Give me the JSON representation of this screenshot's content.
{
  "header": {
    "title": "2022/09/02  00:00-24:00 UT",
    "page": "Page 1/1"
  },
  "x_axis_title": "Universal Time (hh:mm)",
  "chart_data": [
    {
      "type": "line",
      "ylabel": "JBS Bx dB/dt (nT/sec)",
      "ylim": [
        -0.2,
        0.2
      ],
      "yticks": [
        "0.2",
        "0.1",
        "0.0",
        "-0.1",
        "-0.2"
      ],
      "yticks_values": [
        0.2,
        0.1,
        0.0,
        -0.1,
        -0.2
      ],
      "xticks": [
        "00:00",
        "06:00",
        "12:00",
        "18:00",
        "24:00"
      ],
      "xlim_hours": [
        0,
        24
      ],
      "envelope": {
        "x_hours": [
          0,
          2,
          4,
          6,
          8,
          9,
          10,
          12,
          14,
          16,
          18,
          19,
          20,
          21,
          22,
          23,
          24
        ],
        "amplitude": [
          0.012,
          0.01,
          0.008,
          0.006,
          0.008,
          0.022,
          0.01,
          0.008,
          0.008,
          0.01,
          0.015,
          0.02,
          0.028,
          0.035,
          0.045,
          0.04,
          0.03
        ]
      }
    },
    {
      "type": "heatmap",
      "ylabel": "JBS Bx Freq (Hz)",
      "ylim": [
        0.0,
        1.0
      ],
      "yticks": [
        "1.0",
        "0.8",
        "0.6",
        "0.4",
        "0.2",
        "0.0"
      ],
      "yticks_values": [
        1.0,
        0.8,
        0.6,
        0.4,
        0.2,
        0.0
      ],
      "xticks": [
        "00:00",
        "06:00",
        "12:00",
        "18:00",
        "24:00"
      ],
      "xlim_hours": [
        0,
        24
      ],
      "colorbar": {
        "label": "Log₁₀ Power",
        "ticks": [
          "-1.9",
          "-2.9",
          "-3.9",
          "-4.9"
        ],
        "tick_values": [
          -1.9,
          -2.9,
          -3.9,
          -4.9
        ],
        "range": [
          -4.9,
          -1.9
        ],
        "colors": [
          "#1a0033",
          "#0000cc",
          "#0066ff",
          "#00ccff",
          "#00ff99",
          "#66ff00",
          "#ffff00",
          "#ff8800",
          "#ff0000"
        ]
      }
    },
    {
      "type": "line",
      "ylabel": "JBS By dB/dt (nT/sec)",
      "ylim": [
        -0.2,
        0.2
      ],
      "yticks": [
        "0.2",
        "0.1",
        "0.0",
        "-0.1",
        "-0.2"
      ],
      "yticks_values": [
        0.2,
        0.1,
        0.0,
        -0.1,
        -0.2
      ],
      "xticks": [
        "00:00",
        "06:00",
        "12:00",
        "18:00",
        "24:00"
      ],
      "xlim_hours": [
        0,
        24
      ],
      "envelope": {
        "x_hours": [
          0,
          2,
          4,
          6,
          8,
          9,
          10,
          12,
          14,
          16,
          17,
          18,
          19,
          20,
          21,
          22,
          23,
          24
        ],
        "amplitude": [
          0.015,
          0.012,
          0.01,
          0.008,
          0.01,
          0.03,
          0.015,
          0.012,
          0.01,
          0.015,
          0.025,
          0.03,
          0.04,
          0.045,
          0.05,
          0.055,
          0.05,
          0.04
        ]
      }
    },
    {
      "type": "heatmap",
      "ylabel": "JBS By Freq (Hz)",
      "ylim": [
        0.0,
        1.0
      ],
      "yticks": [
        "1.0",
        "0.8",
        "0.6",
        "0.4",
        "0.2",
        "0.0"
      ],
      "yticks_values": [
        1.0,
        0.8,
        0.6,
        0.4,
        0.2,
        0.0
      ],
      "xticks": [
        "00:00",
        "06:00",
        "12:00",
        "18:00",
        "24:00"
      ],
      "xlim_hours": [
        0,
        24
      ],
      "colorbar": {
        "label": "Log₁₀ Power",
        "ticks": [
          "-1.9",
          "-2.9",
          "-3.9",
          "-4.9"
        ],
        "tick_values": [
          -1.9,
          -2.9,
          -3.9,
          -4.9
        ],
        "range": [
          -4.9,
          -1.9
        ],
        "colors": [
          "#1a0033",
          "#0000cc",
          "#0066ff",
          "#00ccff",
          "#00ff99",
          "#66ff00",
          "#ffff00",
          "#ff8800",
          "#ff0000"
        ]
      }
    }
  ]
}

※ ※ ※

Task description — Above are the records; copy all of them exactly.

Exercise solution —
Give me the JSON representation of this screenshot's content.
{
  "header": {
    "title": "2022/09/02  00:00-24:00 UT",
    "page": "Page 1/1"
  },
  "x_axis_title": "Universal Time (hh:mm)",
  "chart_data": [
    {
      "type": "line",
      "ylabel": "JBS Bx dB/dt (nT/sec)",
      "ylim": [
        -0.2,
        0.2
      ],
      "yticks": [
        "0.2",
        "0.1",
        "0.0",
        "-0.1",
        "-0.2"
      ],
      "yticks_values": [
        0.2,
        0.1,
        0.0,
        -0.1,
        -0.2
      ],
      "xticks": [
        "00:00",
        "06:00",
        "12:00",
        "18:00",
        "24:00"
      ],
      "xlim_hours": [
        0,
        24
      ],
      "envelope": {
        "x_hours": [
          0,
          2,
          4,
          6,
          8,
          9,
          10,
          12,
          14,
          16,
          18,
          19,
          20,
          21,
          22,
          23,
          24
        ],
        "amplitude": [
          0.012,
          0.01,
          0.008,
          0.006,
          0.008,
          0.022,
          0.01,
          0.008,
          0.008,
          0.01,
          0.015,
          0.02,
          0.028,
          0.035,
          0.045,
          0.04,
          0.03
        ]
      }
    },
    {
      "type": "heatmap",
      "ylabel": "JBS Bx Freq (Hz)",
      "ylim": [
        0.0,
        1.0
      ],
      "yticks": [
        "1.0",
        "0.8",
        "0.6",
        "0.4",
        "0.2",
        "0.0"
      ],
      "yticks_values": [
        1.0,
        0.8,
        0.6,
        0.4,
        0.2,
        0.0
      ],
      "xticks": [
        "00:00",
        "06:00",
        "12:00",
        "18:00",
        "24:00"
      ],
      "xlim_hours": [
        0,
        24
      ],
      "colorbar": {
        "label": "Log₁₀ Power",
        "ticks": [
          "-1.9",
          "-2.9",
          "-3.9",
          "-4.9"
        ],
        "tick_values": [
          -1.9,
          -2.9,
          -3.9,
          -4.9
        ],
        "range": [
          -4.9,
          -1.9
        ],
        "colors": [
          "#1a0033",
          "#0000cc",
          "#0066ff",
          "#00ccff",
          "#00ff99",
          "#66ff00",
          "#ffff00",
          "#ff8800",
          "#ff0000"
        ]
      }
    },
    {
      "type": "line",
      "ylabel": "JBS By dB/dt (nT/sec)",
      "ylim": [
        -0.2,
        0.2
      ],
      "yticks": [
        "0.2",
        "0.1",
        "0.0",
        "-0.1",
        "-0.2"
      ],
      "yticks_values": [
        0.2,
        0.1,
        0.0,
        -0.1,
        -0.2
      ],
      "xticks": [
        "00:00",
        "06:00",
        "12:00",
        "18:00",
        "24:00"
      ],
      "xlim_hours": [
        0,
        24
      ],
      "envelope": {
        "x_hours": [
          0,
          2,
          4,
          6,
          8,
          9,
          10,
          12,
          14,
          16,
          17,
          18,
          19,
          20,
          21,
          22,
          23,
          24
        ],
        "amplitude": [
          0.015,
          0.012,
          0.01,
          0.008,
          0.01,
          0.03,
          0.015,
          0.012,
          0.01,
          0.015,
          0.025,
          0.03,
          0.04,
          0.045,
          0.05,
          0.055,
          0.05,
          0.04
        ]
      }
    },
    {
      "type": "heatmap",
      "ylabel": "JBS By Freq (Hz)",
      "ylim": [
        0.0,
        1.0
      ],
      "yticks": [
        "1.0",
        "0.8",
        "0.6",
        "0.4",
        "0.2",
        "0.0"
      ],
      "yticks_values": [
        1.0,
        0.8,
        0.6,
        0.4,
        0.2,
        0.0
      ],
      "xticks": [
        "00:00",
        "06:00",
        "12:00",
        "18:00",
        "24:00"
      ],
      "xlim_hours": [
        0,
        24
      ],
      "colorbar": {
        "label": "Log₁₀ Power",
        "ticks": [
          "-1.9",
          "-2.9",
          "-3.9",
          "-4.9"
        ],
        "tick_values": [
          -1.9,
          -2.9,
          -3.9,
          -4.9
        ],
        "range": [
          -4.9,
          -1.9
        ],
        "colors": [
          "#1a0033",
          "#0000cc",
          "#0066ff",
          "#00ccff",
          "#00ff99",
          "#66ff00",
          "#ffff00",
          "#ff8800",
          "#ff0000"
        ]
      }
    }
  ]
}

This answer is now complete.